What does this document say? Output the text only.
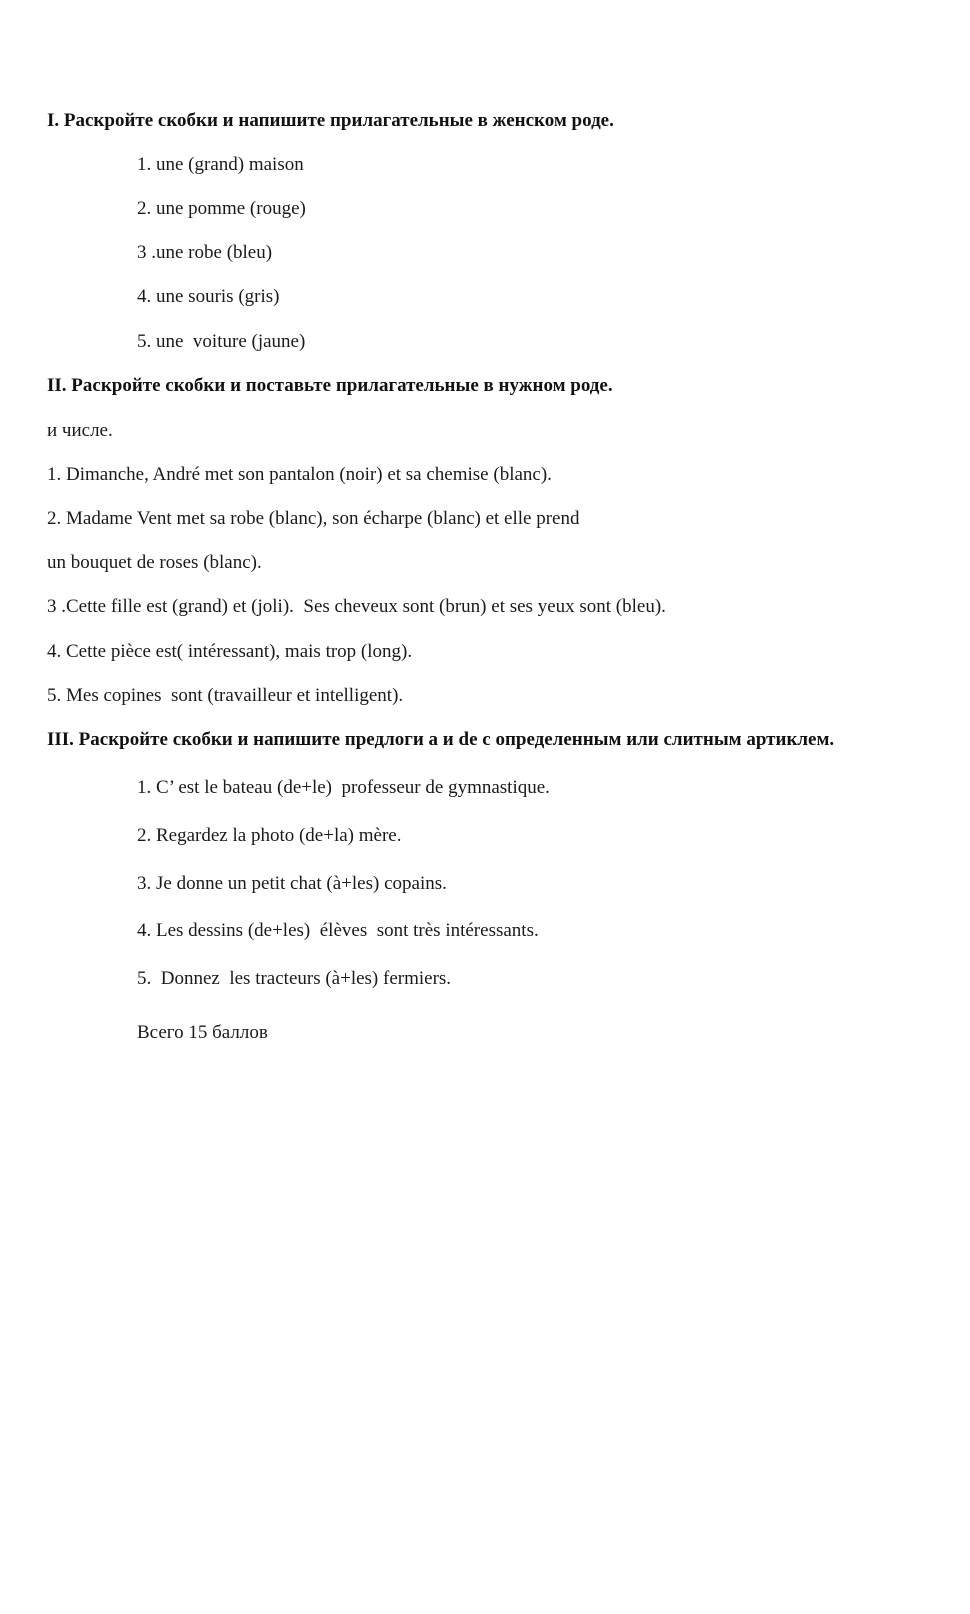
I. Раскройте скобки и напишите прилагательные в женском роде.
1. une (grand) maison
2. une pomme (rouge)
3 .une robe (bleu)
4. une souris (gris)
5. une  voiture (jaune)
II. Раскройте скобки и поставьте прилагательные в нужном роде.
и числе.
1. Dimanche, André met son pantalon (noir) et sa chemise (blanc).
2. Madame Vent met sa robe (blanc), son écharpe (blanc) et elle prend
un bouquet de roses (blanc).
3 .Cette fille est (grand) et (joli).  Ses cheveux sont (brun) et ses yeux sont (bleu).
4. Cette pièce est( intéressant), mais trop (long).
5. Mes copines  sont (travailleur et intelligent).
III. Раскройте скобки и напишите предлоги а и de с определенным или слитным артиклем.
1. C’ est le bateau (de+le)  professeur de gymnastique.
2. Regardez la photo (de+la) mère.
3. Je donne un petit chat (à+les) copains.
4. Les dessins (de+les)  élèves  sont très intéressants.
5.  Donnez  les tracteurs (à+les) fermiers.
Всего 15 баллов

--------------------------------------------------

## Objective
Quote all the lines above exactly as given. Do not include the pictures.

## Worked answer
What does this document say? Output the text only.
I. Раскройте скобки и напишите прилагательные в женском роде.
1. une (grand) maison
2. une pomme (rouge)
3 .une robe (bleu)
4. une souris (gris)
5. une  voiture (jaune)
II. Раскройте скобки и поставьте прилагательные в нужном роде.
и числе.
1. Dimanche, André met son pantalon (noir) et sa chemise (blanc).
2. Madame Vent met sa robe (blanc), son écharpe (blanc) et elle prend
un bouquet de roses (blanc).
3 .Cette fille est (grand) et (joli).  Ses cheveux sont (brun) et ses yeux sont (bleu).
4. Cette pièce est( intéressant), mais trop (long).
5. Mes copines  sont (travailleur et intelligent).
III. Раскройте скобки и напишите предлоги а и de с определенным или слитным артиклем.
1. C’ est le bateau (de+le)  professeur de gymnastique.
2. Regardez la photo (de+la) mère.
3. Je donne un petit chat (à+les) copains.
4. Les dessins (de+les)  élèves  sont très intéressants.
5.  Donnez  les tracteurs (à+les) fermiers.
Всего 15 баллов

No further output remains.